*** SUPPLIED ENTRIES ***

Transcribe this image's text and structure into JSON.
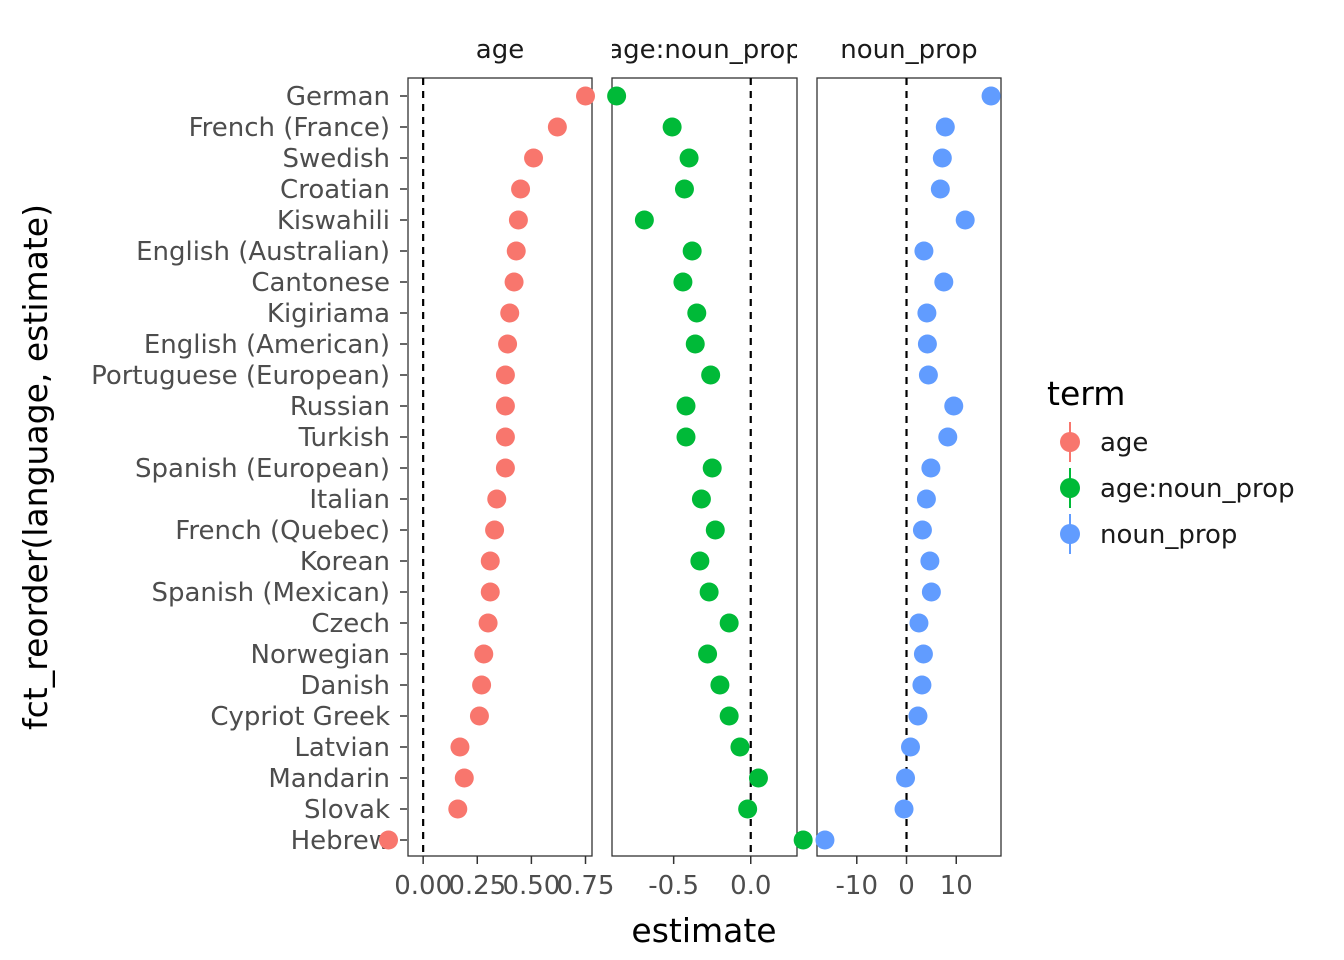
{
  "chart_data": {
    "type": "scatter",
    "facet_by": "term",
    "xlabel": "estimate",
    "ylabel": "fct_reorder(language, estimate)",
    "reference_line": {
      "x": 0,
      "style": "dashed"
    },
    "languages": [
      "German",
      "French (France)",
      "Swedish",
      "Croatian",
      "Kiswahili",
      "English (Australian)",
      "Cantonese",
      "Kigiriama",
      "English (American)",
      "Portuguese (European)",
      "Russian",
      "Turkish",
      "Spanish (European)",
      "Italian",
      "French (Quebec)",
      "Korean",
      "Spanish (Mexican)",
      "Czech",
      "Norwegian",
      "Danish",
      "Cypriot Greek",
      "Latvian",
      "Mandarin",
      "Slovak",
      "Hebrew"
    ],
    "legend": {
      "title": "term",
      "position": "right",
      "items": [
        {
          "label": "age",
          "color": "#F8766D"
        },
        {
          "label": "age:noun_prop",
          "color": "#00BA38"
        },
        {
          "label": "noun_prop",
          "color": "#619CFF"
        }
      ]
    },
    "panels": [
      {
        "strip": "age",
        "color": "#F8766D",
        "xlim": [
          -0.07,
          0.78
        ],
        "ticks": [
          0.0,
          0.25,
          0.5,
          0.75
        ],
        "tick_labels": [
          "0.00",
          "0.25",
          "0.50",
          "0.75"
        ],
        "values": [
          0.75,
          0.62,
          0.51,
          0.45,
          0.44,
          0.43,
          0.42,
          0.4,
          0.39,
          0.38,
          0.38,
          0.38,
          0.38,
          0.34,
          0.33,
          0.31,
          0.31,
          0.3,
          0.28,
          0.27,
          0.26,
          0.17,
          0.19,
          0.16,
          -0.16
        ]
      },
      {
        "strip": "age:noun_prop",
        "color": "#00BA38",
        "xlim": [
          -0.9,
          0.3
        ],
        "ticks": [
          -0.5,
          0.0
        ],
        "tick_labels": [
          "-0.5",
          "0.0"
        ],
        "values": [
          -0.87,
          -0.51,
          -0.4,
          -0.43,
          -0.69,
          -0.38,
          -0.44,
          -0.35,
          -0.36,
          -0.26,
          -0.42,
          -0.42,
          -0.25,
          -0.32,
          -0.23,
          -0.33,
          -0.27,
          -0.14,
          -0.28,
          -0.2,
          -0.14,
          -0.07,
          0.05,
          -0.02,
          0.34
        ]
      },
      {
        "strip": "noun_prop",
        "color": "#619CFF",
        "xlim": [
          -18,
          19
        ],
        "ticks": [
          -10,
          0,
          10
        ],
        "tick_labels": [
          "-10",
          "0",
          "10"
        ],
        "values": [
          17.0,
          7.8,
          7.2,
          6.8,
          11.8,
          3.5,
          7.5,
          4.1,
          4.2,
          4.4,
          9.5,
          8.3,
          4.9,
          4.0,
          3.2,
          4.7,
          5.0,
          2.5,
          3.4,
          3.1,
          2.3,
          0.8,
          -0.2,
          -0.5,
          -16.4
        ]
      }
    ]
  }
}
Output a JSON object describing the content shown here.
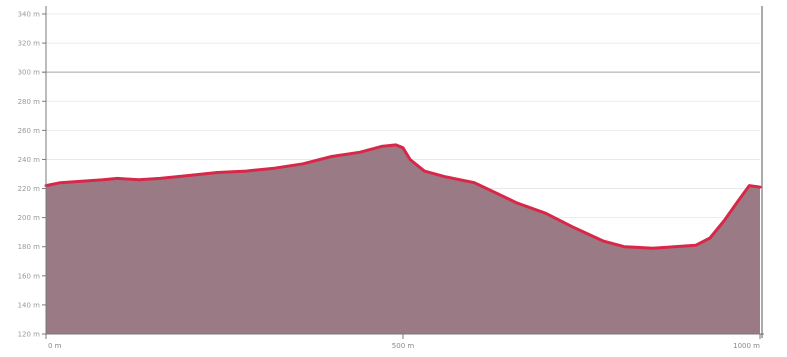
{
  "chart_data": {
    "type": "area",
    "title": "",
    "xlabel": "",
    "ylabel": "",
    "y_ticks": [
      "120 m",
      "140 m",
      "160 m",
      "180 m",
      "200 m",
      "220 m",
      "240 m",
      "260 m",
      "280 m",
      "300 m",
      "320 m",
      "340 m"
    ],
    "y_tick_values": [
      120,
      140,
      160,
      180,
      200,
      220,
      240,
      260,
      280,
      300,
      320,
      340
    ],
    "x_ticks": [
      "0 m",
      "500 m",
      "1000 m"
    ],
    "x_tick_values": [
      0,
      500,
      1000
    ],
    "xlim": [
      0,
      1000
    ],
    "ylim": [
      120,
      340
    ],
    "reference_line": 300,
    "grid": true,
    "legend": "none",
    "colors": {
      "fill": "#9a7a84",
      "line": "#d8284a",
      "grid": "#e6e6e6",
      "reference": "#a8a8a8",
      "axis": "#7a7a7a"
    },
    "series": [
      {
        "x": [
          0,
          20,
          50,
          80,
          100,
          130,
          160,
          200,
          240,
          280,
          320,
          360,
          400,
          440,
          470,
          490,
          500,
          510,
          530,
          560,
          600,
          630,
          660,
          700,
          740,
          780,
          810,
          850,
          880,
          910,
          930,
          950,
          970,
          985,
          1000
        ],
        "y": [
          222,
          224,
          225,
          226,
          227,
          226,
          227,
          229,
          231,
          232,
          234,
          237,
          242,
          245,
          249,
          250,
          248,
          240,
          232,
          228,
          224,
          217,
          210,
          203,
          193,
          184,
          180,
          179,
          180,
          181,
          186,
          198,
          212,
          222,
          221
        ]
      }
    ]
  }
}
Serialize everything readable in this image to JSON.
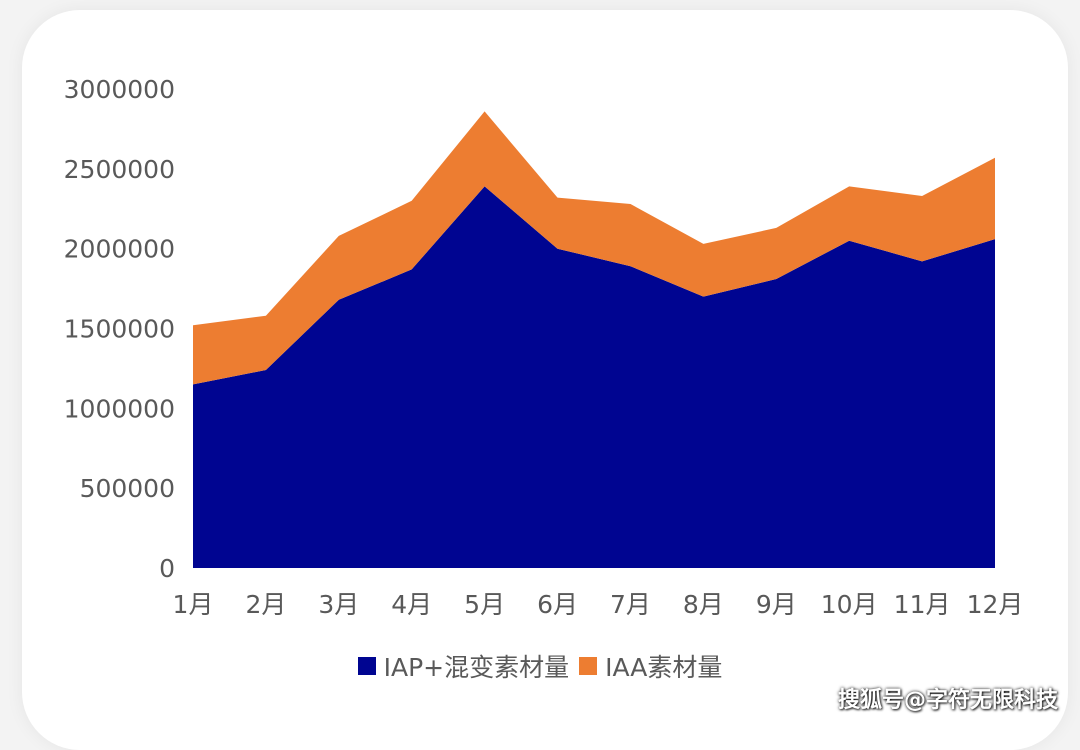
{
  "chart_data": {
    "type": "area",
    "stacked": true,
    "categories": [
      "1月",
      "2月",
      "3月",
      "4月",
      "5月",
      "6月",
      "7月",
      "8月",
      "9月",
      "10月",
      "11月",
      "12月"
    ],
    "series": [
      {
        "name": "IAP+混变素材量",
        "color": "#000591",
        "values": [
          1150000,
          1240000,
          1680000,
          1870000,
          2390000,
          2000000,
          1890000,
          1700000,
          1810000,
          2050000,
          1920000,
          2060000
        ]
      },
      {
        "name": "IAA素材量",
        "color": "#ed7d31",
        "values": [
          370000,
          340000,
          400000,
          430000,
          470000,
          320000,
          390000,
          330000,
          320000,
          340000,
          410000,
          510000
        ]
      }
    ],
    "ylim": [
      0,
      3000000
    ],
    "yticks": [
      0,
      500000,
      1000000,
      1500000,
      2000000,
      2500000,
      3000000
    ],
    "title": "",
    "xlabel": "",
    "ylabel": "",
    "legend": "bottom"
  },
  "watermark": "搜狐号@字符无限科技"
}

***

GIVEN PROBLEM | Transcribe the records word for word and include no pictures.

TASK ANSWER |
Transcribe this image's text and structure into JSON.
{
  "chart_data": {
    "type": "scatter",
    "facet_by": "term",
    "xlabel": "estimate",
    "ylabel": "fct_reorder(language, estimate)",
    "reference_line": {
      "x": 0,
      "style": "dashed"
    },
    "languages": [
      "German",
      "French (France)",
      "Swedish",
      "Croatian",
      "Kiswahili",
      "English (Australian)",
      "Cantonese",
      "Kigiriama",
      "English (American)",
      "Portuguese (European)",
      "Russian",
      "Turkish",
      "Spanish (European)",
      "Italian",
      "French (Quebec)",
      "Korean",
      "Spanish (Mexican)",
      "Czech",
      "Norwegian",
      "Danish",
      "Cypriot Greek",
      "Latvian",
      "Mandarin",
      "Slovak",
      "Hebrew"
    ],
    "legend": {
      "title": "term",
      "position": "right",
      "items": [
        {
          "label": "age",
          "color": "#F8766D"
        },
        {
          "label": "age:noun_prop",
          "color": "#00BA38"
        },
        {
          "label": "noun_prop",
          "color": "#619CFF"
        }
      ]
    },
    "panels": [
      {
        "strip": "age",
        "color": "#F8766D",
        "xlim": [
          -0.07,
          0.78
        ],
        "ticks": [
          0.0,
          0.25,
          0.5,
          0.75
        ],
        "tick_labels": [
          "0.00",
          "0.25",
          "0.50",
          "0.75"
        ],
        "values": [
          0.75,
          0.62,
          0.51,
          0.45,
          0.44,
          0.43,
          0.42,
          0.4,
          0.39,
          0.38,
          0.38,
          0.38,
          0.38,
          0.34,
          0.33,
          0.31,
          0.31,
          0.3,
          0.28,
          0.27,
          0.26,
          0.17,
          0.19,
          0.16,
          -0.16
        ]
      },
      {
        "strip": "age:noun_prop",
        "color": "#00BA38",
        "xlim": [
          -0.9,
          0.3
        ],
        "ticks": [
          -0.5,
          0.0
        ],
        "tick_labels": [
          "-0.5",
          "0.0"
        ],
        "values": [
          -0.87,
          -0.51,
          -0.4,
          -0.43,
          -0.69,
          -0.38,
          -0.44,
          -0.35,
          -0.36,
          -0.26,
          -0.42,
          -0.42,
          -0.25,
          -0.32,
          -0.23,
          -0.33,
          -0.27,
          -0.14,
          -0.28,
          -0.2,
          -0.14,
          -0.07,
          0.05,
          -0.02,
          0.34
        ]
      },
      {
        "strip": "noun_prop",
        "color": "#619CFF",
        "xlim": [
          -18,
          19
        ],
        "ticks": [
          -10,
          0,
          10
        ],
        "tick_labels": [
          "-10",
          "0",
          "10"
        ],
        "values": [
          17.0,
          7.8,
          7.2,
          6.8,
          11.8,
          3.5,
          7.5,
          4.1,
          4.2,
          4.4,
          9.5,
          8.3,
          4.9,
          4.0,
          3.2,
          4.7,
          5.0,
          2.5,
          3.4,
          3.1,
          2.3,
          0.8,
          -0.2,
          -0.5,
          -16.4
        ]
      }
    ]
  }
}
Output a JSON object describing the content shown here.
{
  "chart_data": {
    "type": "area",
    "title": "",
    "xlabel": "",
    "ylabel": "",
    "y_ticks": [
      "120 m",
      "140 m",
      "160 m",
      "180 m",
      "200 m",
      "220 m",
      "240 m",
      "260 m",
      "280 m",
      "300 m",
      "320 m",
      "340 m"
    ],
    "y_tick_values": [
      120,
      140,
      160,
      180,
      200,
      220,
      240,
      260,
      280,
      300,
      320,
      340
    ],
    "x_ticks": [
      "0 m",
      "500 m",
      "1000 m"
    ],
    "x_tick_values": [
      0,
      500,
      1000
    ],
    "xlim": [
      0,
      1000
    ],
    "ylim": [
      120,
      340
    ],
    "reference_line": 300,
    "grid": true,
    "legend": "none",
    "colors": {
      "fill": "#9a7a84",
      "line": "#d8284a",
      "grid": "#e6e6e6",
      "reference": "#a8a8a8",
      "axis": "#7a7a7a"
    },
    "series": [
      {
        "x": [
          0,
          20,
          50,
          80,
          100,
          130,
          160,
          200,
          240,
          280,
          320,
          360,
          400,
          440,
          470,
          490,
          500,
          510,
          530,
          560,
          600,
          630,
          660,
          700,
          740,
          780,
          810,
          850,
          880,
          910,
          930,
          950,
          970,
          985,
          1000
        ],
        "y": [
          222,
          224,
          225,
          226,
          227,
          226,
          227,
          229,
          231,
          232,
          234,
          237,
          242,
          245,
          249,
          250,
          248,
          240,
          232,
          228,
          224,
          217,
          210,
          203,
          193,
          184,
          180,
          179,
          180,
          181,
          186,
          198,
          212,
          222,
          221
        ]
      }
    ]
  }
}
Serialize everything readable in this image to JSON.
{
  "chart_data": {
    "type": "area",
    "stacked": true,
    "categories": [
      "1月",
      "2月",
      "3月",
      "4月",
      "5月",
      "6月",
      "7月",
      "8月",
      "9月",
      "10月",
      "11月",
      "12月"
    ],
    "series": [
      {
        "name": "IAP+混变素材量",
        "color": "#000591",
        "values": [
          1150000,
          1240000,
          1680000,
          1870000,
          2390000,
          2000000,
          1890000,
          1700000,
          1810000,
          2050000,
          1920000,
          2060000
        ]
      },
      {
        "name": "IAA素材量",
        "color": "#ed7d31",
        "values": [
          370000,
          340000,
          400000,
          430000,
          470000,
          320000,
          390000,
          330000,
          320000,
          340000,
          410000,
          510000
        ]
      }
    ],
    "ylim": [
      0,
      3000000
    ],
    "yticks": [
      0,
      500000,
      1000000,
      1500000,
      2000000,
      2500000,
      3000000
    ],
    "title": "",
    "xlabel": "",
    "ylabel": "",
    "legend": "bottom"
  },
  "watermark": "搜狐号@字符无限科技"
}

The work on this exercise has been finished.